>>>>>
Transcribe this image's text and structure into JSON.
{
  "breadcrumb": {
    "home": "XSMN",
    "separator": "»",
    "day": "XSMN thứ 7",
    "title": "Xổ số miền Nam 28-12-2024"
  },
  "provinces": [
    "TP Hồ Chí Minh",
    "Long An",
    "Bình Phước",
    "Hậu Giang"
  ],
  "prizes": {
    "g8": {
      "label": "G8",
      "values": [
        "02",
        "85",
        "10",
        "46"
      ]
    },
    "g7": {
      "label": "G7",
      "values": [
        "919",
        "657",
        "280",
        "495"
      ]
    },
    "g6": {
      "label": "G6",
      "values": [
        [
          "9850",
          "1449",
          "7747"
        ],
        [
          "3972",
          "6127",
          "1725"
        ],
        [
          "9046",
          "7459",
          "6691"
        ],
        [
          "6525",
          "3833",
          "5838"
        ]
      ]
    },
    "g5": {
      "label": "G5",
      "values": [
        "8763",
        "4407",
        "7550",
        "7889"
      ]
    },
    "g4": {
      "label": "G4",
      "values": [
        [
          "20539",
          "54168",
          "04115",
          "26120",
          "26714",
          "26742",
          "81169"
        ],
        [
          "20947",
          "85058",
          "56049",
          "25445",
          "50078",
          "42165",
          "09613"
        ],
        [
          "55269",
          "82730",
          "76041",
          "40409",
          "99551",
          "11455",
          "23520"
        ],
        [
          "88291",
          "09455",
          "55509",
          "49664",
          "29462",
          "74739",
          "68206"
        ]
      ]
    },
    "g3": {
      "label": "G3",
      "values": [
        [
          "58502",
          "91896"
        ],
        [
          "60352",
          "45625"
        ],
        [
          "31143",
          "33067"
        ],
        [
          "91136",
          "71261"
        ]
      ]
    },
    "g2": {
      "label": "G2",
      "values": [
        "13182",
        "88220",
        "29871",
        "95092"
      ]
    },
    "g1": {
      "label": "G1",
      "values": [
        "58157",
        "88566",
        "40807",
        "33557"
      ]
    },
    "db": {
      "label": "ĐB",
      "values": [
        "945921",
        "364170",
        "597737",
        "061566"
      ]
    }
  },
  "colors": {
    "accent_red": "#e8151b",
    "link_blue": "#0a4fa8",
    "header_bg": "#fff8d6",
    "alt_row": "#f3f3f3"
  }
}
<<<<<
>>>>>
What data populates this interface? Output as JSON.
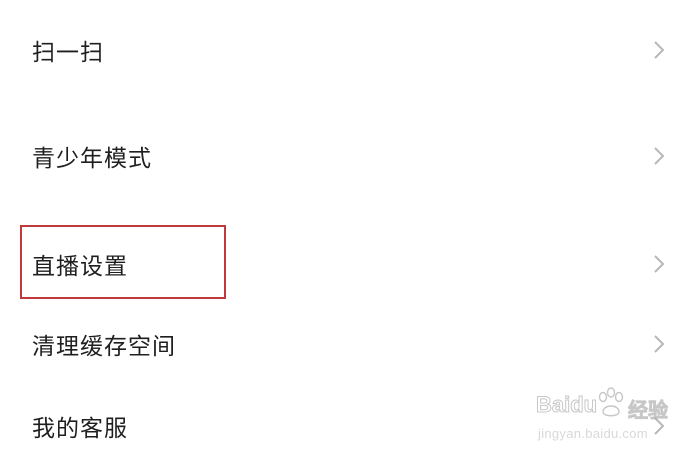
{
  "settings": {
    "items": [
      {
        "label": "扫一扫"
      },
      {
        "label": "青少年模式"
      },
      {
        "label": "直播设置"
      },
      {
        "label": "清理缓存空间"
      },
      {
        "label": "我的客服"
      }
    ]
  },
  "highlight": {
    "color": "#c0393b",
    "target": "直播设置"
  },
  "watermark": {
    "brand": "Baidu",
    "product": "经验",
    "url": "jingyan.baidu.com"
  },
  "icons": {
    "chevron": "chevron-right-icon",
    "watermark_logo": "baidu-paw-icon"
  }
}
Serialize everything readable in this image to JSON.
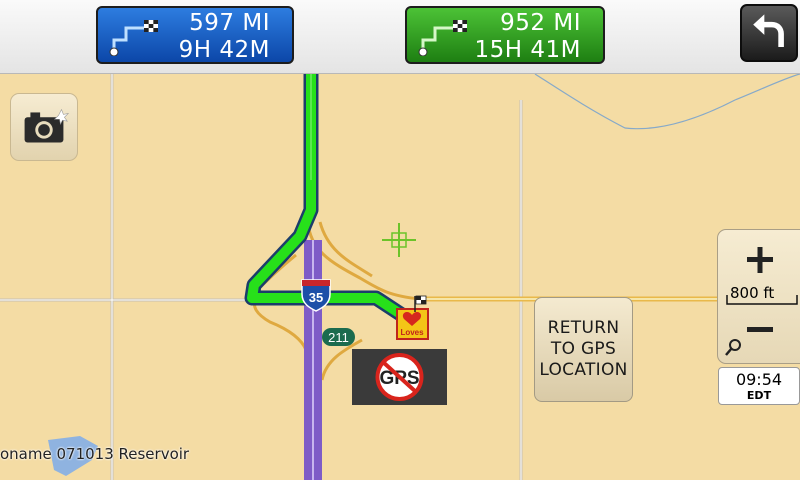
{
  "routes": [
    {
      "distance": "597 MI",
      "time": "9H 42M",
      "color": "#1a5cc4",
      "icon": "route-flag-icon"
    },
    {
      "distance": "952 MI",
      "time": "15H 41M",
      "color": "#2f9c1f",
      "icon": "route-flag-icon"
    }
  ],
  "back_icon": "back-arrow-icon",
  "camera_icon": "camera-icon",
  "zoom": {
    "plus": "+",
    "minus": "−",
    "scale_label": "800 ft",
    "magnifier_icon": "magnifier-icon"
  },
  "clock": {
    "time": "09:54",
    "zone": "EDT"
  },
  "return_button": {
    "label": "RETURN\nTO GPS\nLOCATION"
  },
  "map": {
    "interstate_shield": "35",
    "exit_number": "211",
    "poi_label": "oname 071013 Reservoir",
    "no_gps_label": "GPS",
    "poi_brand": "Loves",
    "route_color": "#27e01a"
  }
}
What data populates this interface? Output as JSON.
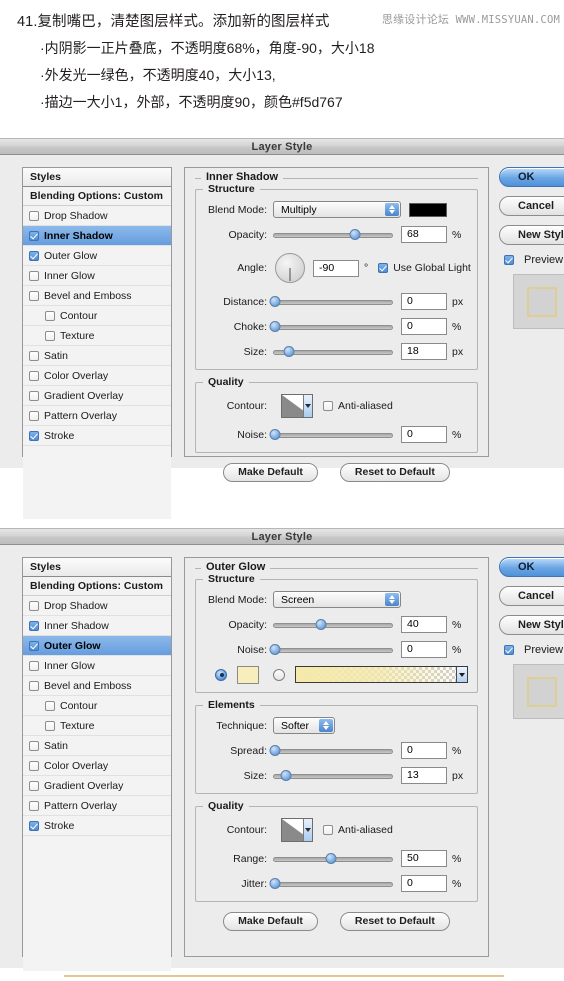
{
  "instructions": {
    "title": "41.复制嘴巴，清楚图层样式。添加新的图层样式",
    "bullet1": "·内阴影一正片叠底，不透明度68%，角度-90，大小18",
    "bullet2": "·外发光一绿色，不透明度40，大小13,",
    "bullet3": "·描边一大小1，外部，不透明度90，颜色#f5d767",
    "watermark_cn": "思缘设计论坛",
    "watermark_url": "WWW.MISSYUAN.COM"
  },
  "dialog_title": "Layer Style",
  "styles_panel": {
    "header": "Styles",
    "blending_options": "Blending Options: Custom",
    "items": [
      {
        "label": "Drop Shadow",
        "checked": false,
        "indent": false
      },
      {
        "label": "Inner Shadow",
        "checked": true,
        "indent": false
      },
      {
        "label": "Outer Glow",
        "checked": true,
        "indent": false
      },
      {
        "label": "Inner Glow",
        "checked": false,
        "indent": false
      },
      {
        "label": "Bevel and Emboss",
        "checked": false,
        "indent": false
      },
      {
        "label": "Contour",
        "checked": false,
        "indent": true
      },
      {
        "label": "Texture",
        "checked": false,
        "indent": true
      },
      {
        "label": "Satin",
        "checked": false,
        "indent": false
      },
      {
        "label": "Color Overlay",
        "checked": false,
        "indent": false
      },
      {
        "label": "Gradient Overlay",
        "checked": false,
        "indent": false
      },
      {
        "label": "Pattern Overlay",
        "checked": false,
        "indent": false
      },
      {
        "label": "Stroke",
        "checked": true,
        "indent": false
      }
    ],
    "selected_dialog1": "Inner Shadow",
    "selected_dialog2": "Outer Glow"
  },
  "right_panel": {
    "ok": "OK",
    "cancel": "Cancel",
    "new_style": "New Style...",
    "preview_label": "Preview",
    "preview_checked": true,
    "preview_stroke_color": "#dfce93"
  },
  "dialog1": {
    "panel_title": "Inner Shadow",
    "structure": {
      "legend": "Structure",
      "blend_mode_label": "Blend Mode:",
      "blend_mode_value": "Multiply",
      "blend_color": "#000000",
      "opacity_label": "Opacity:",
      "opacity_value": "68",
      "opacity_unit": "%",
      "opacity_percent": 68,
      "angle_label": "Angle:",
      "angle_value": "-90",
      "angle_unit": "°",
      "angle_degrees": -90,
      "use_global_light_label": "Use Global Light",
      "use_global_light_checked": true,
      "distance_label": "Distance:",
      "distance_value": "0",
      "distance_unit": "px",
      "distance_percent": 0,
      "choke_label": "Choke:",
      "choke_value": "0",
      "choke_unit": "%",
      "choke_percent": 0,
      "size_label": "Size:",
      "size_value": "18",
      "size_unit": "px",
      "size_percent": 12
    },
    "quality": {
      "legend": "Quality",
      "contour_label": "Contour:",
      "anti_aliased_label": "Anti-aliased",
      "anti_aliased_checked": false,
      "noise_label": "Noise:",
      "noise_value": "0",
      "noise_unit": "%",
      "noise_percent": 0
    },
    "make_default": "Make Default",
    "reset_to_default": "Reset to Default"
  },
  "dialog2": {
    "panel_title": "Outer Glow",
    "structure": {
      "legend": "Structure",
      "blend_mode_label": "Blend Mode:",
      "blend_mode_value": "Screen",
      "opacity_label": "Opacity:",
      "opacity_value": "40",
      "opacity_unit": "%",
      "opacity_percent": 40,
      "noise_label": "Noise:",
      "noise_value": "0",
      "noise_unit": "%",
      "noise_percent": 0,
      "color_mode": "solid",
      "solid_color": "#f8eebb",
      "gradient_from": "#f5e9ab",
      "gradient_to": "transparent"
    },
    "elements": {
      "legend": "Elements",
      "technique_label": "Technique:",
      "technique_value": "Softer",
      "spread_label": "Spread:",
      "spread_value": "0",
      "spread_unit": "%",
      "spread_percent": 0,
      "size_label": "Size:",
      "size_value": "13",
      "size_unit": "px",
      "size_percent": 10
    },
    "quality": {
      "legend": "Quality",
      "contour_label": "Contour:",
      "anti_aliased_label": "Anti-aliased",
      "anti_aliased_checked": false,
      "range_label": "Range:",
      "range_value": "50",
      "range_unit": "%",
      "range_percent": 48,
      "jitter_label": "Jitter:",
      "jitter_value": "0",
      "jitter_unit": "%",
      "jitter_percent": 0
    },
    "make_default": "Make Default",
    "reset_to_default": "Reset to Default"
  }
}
<<<<<
>>>>>
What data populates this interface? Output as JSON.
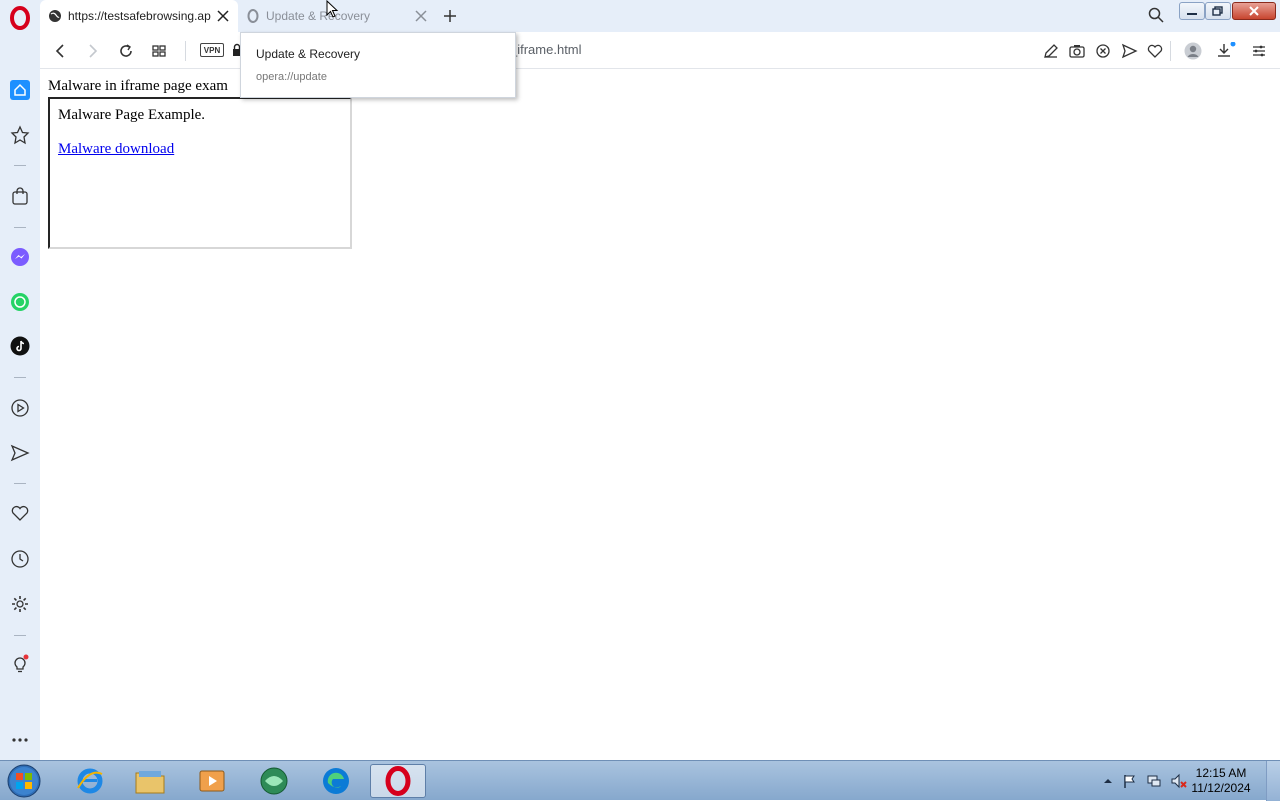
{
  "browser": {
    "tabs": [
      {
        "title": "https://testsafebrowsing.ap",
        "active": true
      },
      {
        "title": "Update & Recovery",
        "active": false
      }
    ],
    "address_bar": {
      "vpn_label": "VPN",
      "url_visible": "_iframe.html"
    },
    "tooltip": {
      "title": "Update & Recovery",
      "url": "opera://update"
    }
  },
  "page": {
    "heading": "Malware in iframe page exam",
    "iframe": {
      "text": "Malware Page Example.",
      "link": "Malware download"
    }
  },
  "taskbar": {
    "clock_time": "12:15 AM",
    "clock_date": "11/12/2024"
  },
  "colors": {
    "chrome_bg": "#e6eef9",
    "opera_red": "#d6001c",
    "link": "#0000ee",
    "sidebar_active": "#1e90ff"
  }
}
<<<<<
_Work instructions_.
Of the lines in the material, how many hold the word "Outer"? Reply with the number only.

_The output_.
3